Direction:
Select every line below containing the word "aripiprazole".
## Start
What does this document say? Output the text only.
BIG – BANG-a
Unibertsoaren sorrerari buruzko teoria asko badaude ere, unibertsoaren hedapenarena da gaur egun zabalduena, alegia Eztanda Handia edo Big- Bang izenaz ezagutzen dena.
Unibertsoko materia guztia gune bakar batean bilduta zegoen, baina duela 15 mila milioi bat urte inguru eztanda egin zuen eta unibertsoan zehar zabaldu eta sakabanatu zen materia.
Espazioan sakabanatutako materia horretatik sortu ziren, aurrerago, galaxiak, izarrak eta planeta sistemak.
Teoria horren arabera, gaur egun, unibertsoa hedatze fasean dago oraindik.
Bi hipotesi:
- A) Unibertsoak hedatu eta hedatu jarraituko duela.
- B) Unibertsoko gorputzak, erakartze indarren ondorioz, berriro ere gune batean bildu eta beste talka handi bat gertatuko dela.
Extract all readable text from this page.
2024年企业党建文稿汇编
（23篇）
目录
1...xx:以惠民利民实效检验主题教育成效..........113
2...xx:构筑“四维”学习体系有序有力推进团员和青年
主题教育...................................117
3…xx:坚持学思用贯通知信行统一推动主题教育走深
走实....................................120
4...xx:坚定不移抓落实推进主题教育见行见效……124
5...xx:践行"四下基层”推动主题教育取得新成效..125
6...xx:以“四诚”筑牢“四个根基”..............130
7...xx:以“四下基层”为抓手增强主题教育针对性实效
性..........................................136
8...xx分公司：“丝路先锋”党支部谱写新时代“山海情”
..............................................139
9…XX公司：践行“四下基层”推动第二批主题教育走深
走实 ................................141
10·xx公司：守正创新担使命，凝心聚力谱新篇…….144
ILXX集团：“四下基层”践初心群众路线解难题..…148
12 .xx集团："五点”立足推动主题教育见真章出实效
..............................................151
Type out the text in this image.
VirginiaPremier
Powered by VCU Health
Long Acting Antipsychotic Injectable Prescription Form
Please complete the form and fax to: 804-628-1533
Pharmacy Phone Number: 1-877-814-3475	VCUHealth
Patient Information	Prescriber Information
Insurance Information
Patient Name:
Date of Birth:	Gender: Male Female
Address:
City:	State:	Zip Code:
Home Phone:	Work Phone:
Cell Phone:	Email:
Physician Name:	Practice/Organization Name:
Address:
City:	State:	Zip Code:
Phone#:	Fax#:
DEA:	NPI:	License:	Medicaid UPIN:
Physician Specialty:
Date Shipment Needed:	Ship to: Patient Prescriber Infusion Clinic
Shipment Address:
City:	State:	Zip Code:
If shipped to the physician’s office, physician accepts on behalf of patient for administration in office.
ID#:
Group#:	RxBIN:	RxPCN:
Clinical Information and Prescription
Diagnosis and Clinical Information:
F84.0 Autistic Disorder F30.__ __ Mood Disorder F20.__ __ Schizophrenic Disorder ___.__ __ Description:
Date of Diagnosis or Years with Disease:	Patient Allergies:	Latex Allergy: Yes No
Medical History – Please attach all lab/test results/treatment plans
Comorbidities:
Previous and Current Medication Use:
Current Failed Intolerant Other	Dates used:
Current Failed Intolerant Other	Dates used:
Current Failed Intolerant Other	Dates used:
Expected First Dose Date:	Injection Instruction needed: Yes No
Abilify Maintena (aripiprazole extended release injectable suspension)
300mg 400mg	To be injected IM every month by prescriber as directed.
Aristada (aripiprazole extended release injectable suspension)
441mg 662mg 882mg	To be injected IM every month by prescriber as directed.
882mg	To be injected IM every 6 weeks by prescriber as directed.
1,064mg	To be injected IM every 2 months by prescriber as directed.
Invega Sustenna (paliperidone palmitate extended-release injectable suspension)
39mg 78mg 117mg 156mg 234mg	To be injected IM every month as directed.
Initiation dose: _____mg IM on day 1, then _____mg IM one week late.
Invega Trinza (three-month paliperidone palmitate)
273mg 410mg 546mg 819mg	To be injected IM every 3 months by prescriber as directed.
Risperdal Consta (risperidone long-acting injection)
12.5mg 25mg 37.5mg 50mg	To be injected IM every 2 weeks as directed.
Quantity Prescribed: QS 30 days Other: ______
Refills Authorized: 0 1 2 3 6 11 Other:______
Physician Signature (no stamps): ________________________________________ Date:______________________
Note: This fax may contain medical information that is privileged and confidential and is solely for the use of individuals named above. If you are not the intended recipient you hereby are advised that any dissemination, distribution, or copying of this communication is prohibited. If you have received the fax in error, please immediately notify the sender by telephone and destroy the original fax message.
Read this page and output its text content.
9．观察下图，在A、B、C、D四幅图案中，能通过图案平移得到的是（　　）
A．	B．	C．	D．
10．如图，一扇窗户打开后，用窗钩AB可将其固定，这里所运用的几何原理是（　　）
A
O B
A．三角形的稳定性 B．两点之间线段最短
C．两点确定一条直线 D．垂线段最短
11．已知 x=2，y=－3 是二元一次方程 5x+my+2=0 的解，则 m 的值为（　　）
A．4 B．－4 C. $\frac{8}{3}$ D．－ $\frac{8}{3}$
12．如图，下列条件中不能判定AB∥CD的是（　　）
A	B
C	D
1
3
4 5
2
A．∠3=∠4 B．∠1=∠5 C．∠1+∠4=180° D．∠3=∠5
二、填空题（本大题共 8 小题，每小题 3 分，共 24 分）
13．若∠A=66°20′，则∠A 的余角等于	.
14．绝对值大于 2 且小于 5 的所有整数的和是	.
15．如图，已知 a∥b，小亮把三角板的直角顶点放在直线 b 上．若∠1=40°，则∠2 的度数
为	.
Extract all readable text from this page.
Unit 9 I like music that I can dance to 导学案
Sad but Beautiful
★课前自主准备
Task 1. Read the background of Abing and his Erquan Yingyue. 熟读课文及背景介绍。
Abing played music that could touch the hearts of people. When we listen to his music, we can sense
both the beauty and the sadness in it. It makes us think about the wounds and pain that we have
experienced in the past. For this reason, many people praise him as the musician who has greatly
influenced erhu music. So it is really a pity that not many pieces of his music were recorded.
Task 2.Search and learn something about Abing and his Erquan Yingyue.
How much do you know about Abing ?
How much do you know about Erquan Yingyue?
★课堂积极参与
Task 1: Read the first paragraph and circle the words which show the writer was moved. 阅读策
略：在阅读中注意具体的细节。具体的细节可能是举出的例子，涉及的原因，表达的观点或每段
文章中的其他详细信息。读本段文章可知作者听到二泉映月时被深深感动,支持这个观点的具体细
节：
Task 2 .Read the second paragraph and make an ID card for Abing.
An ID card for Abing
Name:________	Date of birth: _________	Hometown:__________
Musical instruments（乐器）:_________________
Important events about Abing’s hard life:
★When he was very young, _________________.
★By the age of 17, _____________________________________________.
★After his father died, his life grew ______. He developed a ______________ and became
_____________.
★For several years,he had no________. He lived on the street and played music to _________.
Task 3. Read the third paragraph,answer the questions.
## End
Exercise response:
Abilify Maintena (aripiprazole extended release injectable suspension)
Aristada (aripiprazole extended release injectable suspension)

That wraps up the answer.